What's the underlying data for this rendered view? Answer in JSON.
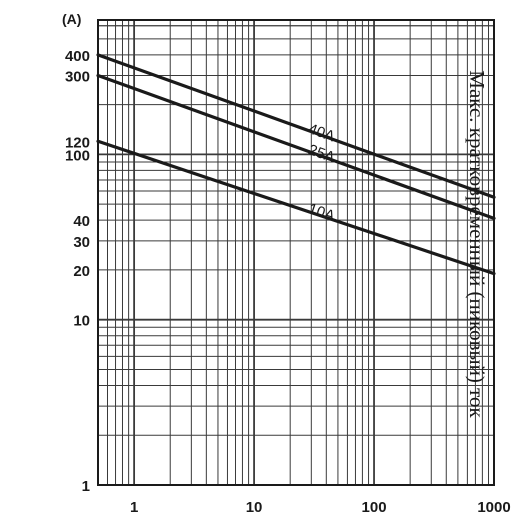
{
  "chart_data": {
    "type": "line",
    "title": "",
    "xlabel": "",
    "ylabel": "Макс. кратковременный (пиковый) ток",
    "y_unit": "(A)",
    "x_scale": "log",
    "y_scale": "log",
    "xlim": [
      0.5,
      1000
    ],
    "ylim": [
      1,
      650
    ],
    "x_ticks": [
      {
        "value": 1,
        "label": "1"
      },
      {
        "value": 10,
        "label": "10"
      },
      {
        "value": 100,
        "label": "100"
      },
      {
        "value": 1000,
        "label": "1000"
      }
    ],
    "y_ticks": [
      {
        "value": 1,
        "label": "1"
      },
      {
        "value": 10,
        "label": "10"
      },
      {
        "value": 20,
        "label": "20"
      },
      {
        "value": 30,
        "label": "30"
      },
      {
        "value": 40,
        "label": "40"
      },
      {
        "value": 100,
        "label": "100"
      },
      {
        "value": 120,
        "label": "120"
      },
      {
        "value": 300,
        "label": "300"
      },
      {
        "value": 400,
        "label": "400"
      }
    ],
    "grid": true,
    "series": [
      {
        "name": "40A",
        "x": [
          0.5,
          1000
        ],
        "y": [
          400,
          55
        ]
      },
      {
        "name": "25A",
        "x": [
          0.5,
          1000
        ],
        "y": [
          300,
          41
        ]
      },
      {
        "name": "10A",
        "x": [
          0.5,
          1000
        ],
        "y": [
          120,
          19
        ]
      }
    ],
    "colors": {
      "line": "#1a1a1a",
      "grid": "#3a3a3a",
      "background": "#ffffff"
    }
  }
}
—————
> **PROBLEM TO SOLVE**: Quote the preceding records in their entirety, excluding every picture.

> **ANSWER TO THIS TASK**:
What's the underlying data for this rendered view? Answer in JSON.
{
  "chart_data": {
    "type": "line",
    "title": "",
    "xlabel": "",
    "ylabel": "Макс. кратковременный (пиковый) ток",
    "y_unit": "(A)",
    "x_scale": "log",
    "y_scale": "log",
    "xlim": [
      0.5,
      1000
    ],
    "ylim": [
      1,
      650
    ],
    "x_ticks": [
      {
        "value": 1,
        "label": "1"
      },
      {
        "value": 10,
        "label": "10"
      },
      {
        "value": 100,
        "label": "100"
      },
      {
        "value": 1000,
        "label": "1000"
      }
    ],
    "y_ticks": [
      {
        "value": 1,
        "label": "1"
      },
      {
        "value": 10,
        "label": "10"
      },
      {
        "value": 20,
        "label": "20"
      },
      {
        "value": 30,
        "label": "30"
      },
      {
        "value": 40,
        "label": "40"
      },
      {
        "value": 100,
        "label": "100"
      },
      {
        "value": 120,
        "label": "120"
      },
      {
        "value": 300,
        "label": "300"
      },
      {
        "value": 400,
        "label": "400"
      }
    ],
    "grid": true,
    "series": [
      {
        "name": "40A",
        "x": [
          0.5,
          1000
        ],
        "y": [
          400,
          55
        ]
      },
      {
        "name": "25A",
        "x": [
          0.5,
          1000
        ],
        "y": [
          300,
          41
        ]
      },
      {
        "name": "10A",
        "x": [
          0.5,
          1000
        ],
        "y": [
          120,
          19
        ]
      }
    ],
    "colors": {
      "line": "#1a1a1a",
      "grid": "#3a3a3a",
      "background": "#ffffff"
    }
  }
}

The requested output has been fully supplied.